Task goal: Exclude the pictures; give every entry again exactly as written.

>> begin

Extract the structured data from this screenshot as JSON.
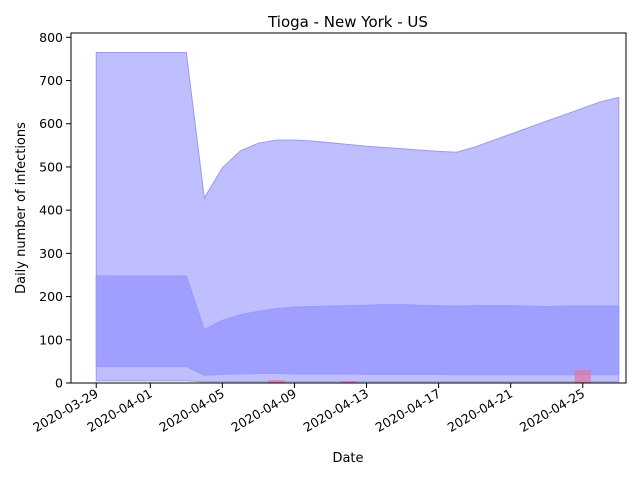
{
  "chart_data": {
    "type": "area",
    "title": "Tioga - New York - US",
    "xlabel": "Date",
    "ylabel": "Daily number of infections",
    "x_start": "2020-03-29",
    "x_end": "2020-04-27",
    "xlim": [
      "2020-03-29",
      "2020-04-28"
    ],
    "ylim": [
      0,
      810
    ],
    "x_ticks": [
      "2020-03-29",
      "2020-04-01",
      "2020-04-05",
      "2020-04-09",
      "2020-04-13",
      "2020-04-17",
      "2020-04-21",
      "2020-04-25"
    ],
    "y_ticks": [
      0,
      100,
      200,
      300,
      400,
      500,
      600,
      700,
      800
    ],
    "grid": false,
    "colors": {
      "outer_band": "#bfbfff",
      "outer_band_edge": "#9a9aee",
      "inner_band": "#9999ff",
      "bar": "#d97aa6"
    },
    "series": [
      {
        "name": "",
        "upper": [
          765,
          765,
          765,
          765,
          765,
          765,
          428,
          498,
          537,
          555,
          562,
          562,
          560,
          556,
          552,
          548,
          545,
          542,
          539,
          536,
          534,
          546,
          561,
          576,
          591,
          606,
          621,
          636,
          651,
          661
        ],
        "lower": [
          5,
          5,
          5,
          5,
          5,
          5,
          3,
          3,
          3,
          3,
          3,
          3,
          3,
          3,
          3,
          3,
          3,
          3,
          3,
          3,
          3,
          3,
          3,
          3,
          3,
          3,
          3,
          3,
          3,
          3
        ]
      },
      {
        "name": "",
        "upper": [
          248,
          248,
          248,
          248,
          248,
          248,
          124,
          145,
          158,
          166,
          172,
          176,
          177,
          178,
          179,
          180,
          182,
          182,
          180,
          179,
          178,
          179,
          179,
          179,
          178,
          177,
          178,
          178,
          178,
          178
        ],
        "lower": [
          38,
          38,
          38,
          38,
          38,
          38,
          18,
          20,
          21,
          22,
          22,
          21,
          21,
          21,
          21,
          20,
          20,
          20,
          20,
          20,
          19,
          19,
          19,
          19,
          19,
          19,
          19,
          19,
          19,
          19
        ]
      }
    ],
    "bars": [
      {
        "x": "2020-04-08",
        "value": 7
      },
      {
        "x": "2020-04-12",
        "value": 5
      },
      {
        "x": "2020-04-25",
        "value": 30
      }
    ]
  }
}
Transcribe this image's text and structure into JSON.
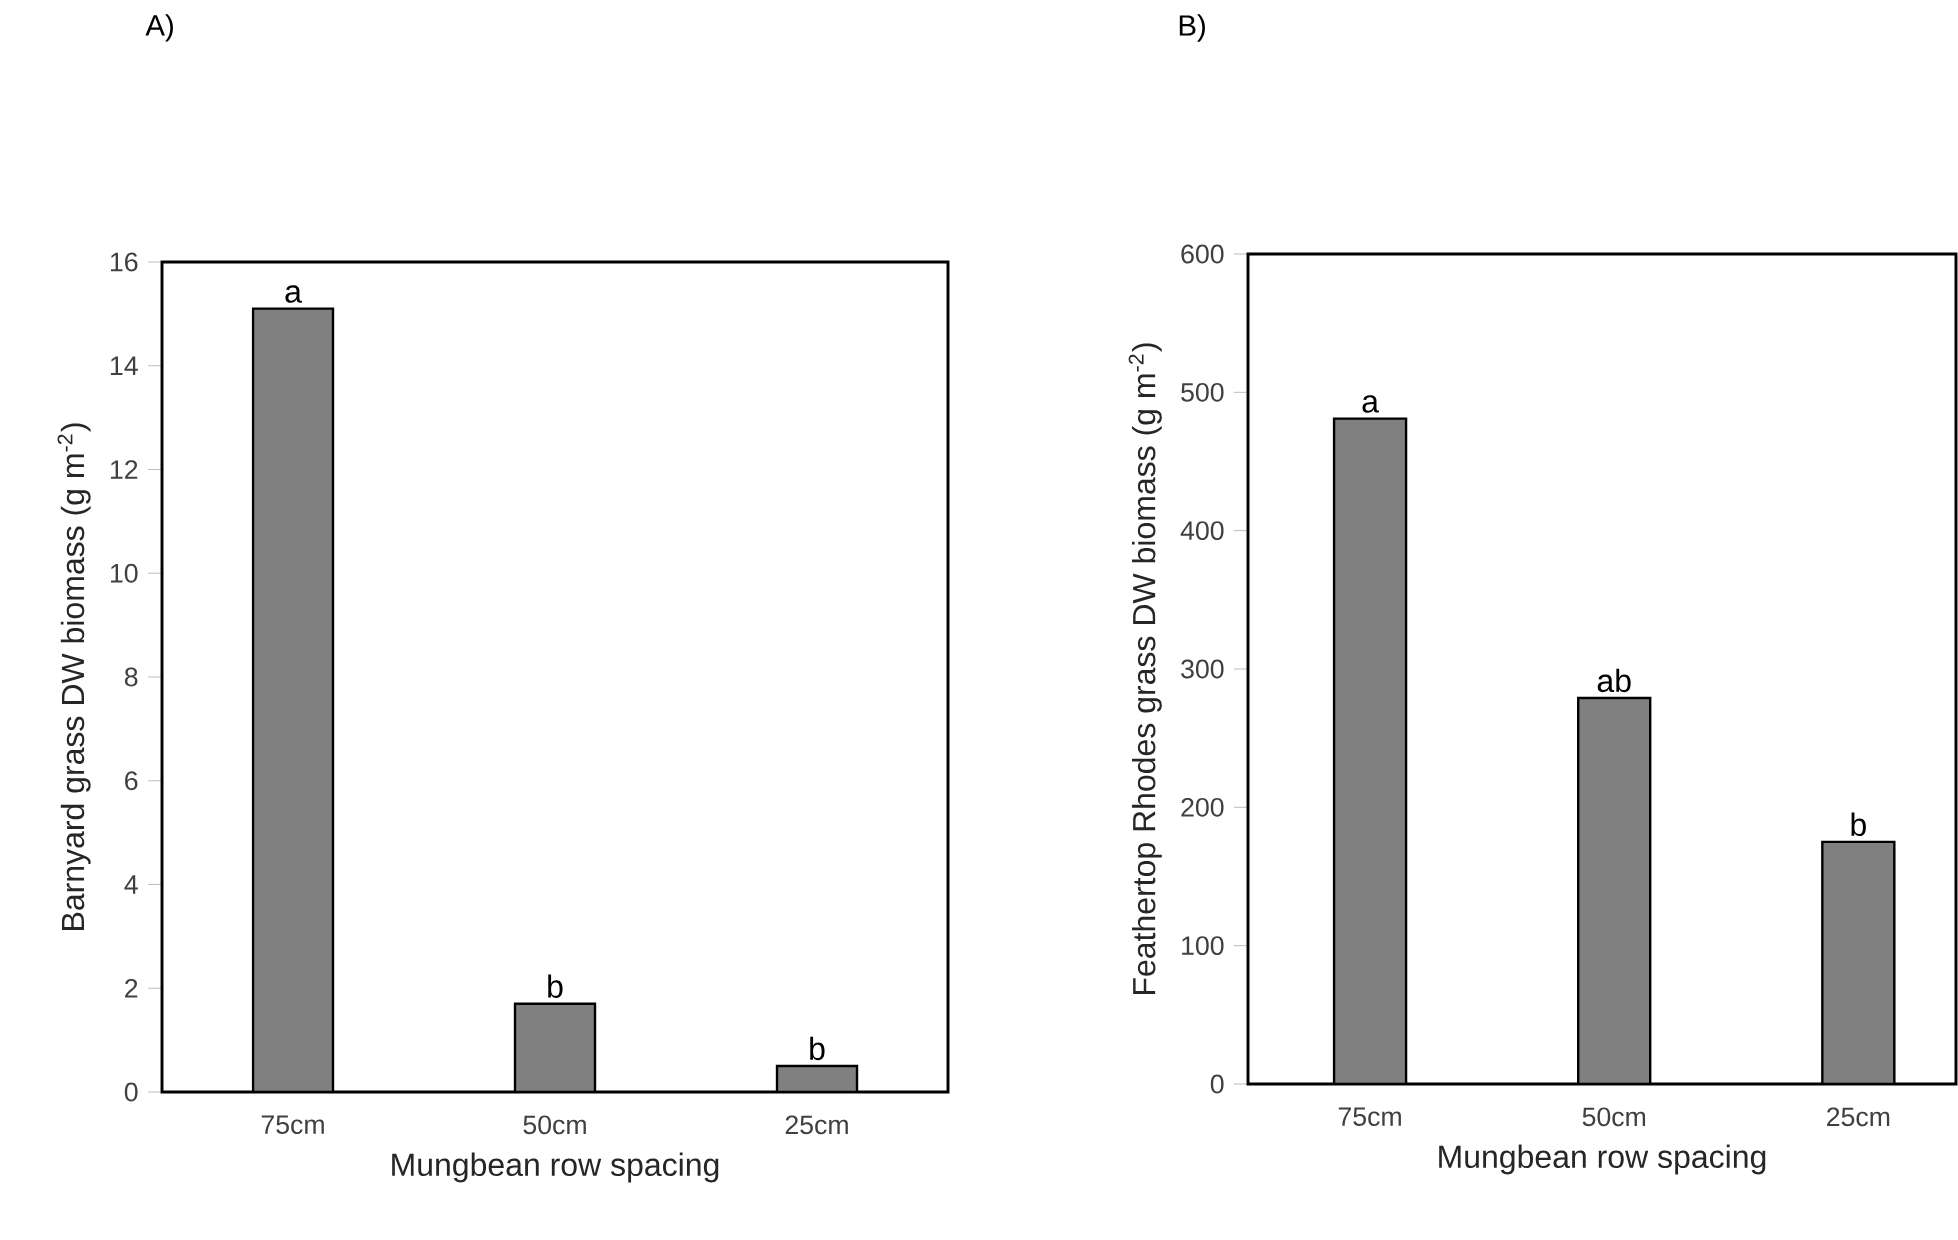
{
  "chart_data": [
    {
      "type": "bar",
      "title": "A)",
      "xlabel": "Mungbean row spacing",
      "ylabel": "Barnyard grass DW biomass (g m$^{-2}$)",
      "categories": [
        "75cm",
        "50cm",
        "25cm"
      ],
      "values": [
        15.1,
        1.7,
        0.5
      ],
      "color": "#808080",
      "ylim": [
        0,
        16
      ],
      "yticks": [
        0,
        2,
        4,
        6,
        8,
        10,
        12,
        14,
        16
      ],
      "grid": false,
      "annotations": [
        "a",
        "b",
        "b"
      ]
    },
    {
      "type": "bar",
      "title": "B)",
      "xlabel": "Mungbean row spacing",
      "ylabel": "Feathertop Rhodes grass DW biomass (g m$^{-2}$)",
      "categories": [
        "75cm",
        "50cm",
        "25cm"
      ],
      "values": [
        481,
        279,
        175
      ],
      "color": "#808080",
      "ylim": [
        0,
        600
      ],
      "yticks": [
        0,
        100,
        200,
        300,
        400,
        500,
        600
      ],
      "grid": false,
      "annotations": [
        "a",
        "ab",
        "b"
      ]
    }
  ]
}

>> end

Task response:
Extract the structured data from this screenshot as JSON.
{
  "chart_data": {
    "type": "area",
    "title": "Tioga - New York - US",
    "xlabel": "Date",
    "ylabel": "Daily number of infections",
    "x_start": "2020-03-29",
    "x_end": "2020-04-27",
    "xlim": [
      "2020-03-29",
      "2020-04-28"
    ],
    "ylim": [
      0,
      810
    ],
    "x_ticks": [
      "2020-03-29",
      "2020-04-01",
      "2020-04-05",
      "2020-04-09",
      "2020-04-13",
      "2020-04-17",
      "2020-04-21",
      "2020-04-25"
    ],
    "y_ticks": [
      0,
      100,
      200,
      300,
      400,
      500,
      600,
      700,
      800
    ],
    "grid": false,
    "colors": {
      "outer_band": "#bfbfff",
      "outer_band_edge": "#9a9aee",
      "inner_band": "#9999ff",
      "bar": "#d97aa6"
    },
    "series": [
      {
        "name": "",
        "upper": [
          765,
          765,
          765,
          765,
          765,
          765,
          428,
          498,
          537,
          555,
          562,
          562,
          560,
          556,
          552,
          548,
          545,
          542,
          539,
          536,
          534,
          546,
          561,
          576,
          591,
          606,
          621,
          636,
          651,
          661
        ],
        "lower": [
          5,
          5,
          5,
          5,
          5,
          5,
          3,
          3,
          3,
          3,
          3,
          3,
          3,
          3,
          3,
          3,
          3,
          3,
          3,
          3,
          3,
          3,
          3,
          3,
          3,
          3,
          3,
          3,
          3,
          3
        ]
      },
      {
        "name": "",
        "upper": [
          248,
          248,
          248,
          248,
          248,
          248,
          124,
          145,
          158,
          166,
          172,
          176,
          177,
          178,
          179,
          180,
          182,
          182,
          180,
          179,
          178,
          179,
          179,
          179,
          178,
          177,
          178,
          178,
          178,
          178
        ],
        "lower": [
          38,
          38,
          38,
          38,
          38,
          38,
          18,
          20,
          21,
          22,
          22,
          21,
          21,
          21,
          21,
          20,
          20,
          20,
          20,
          20,
          19,
          19,
          19,
          19,
          19,
          19,
          19,
          19,
          19,
          19
        ]
      }
    ],
    "bars": [
      {
        "x": "2020-04-08",
        "value": 7
      },
      {
        "x": "2020-04-12",
        "value": 5
      },
      {
        "x": "2020-04-25",
        "value": 30
      }
    ]
  }
}
Transcribe this image's text and structure into JSON.
{
  "chart_data": [
    {
      "type": "bar",
      "title": "A)",
      "xlabel": "Mungbean row spacing",
      "ylabel": "Barnyard grass DW biomass (g m$^{-2}$)",
      "categories": [
        "75cm",
        "50cm",
        "25cm"
      ],
      "values": [
        15.1,
        1.7,
        0.5
      ],
      "color": "#808080",
      "ylim": [
        0,
        16
      ],
      "yticks": [
        0,
        2,
        4,
        6,
        8,
        10,
        12,
        14,
        16
      ],
      "grid": false,
      "annotations": [
        "a",
        "b",
        "b"
      ]
    },
    {
      "type": "bar",
      "title": "B)",
      "xlabel": "Mungbean row spacing",
      "ylabel": "Feathertop Rhodes grass DW biomass (g m$^{-2}$)",
      "categories": [
        "75cm",
        "50cm",
        "25cm"
      ],
      "values": [
        481,
        279,
        175
      ],
      "color": "#808080",
      "ylim": [
        0,
        600
      ],
      "yticks": [
        0,
        100,
        200,
        300,
        400,
        500,
        600
      ],
      "grid": false,
      "annotations": [
        "a",
        "ab",
        "b"
      ]
    }
  ]
}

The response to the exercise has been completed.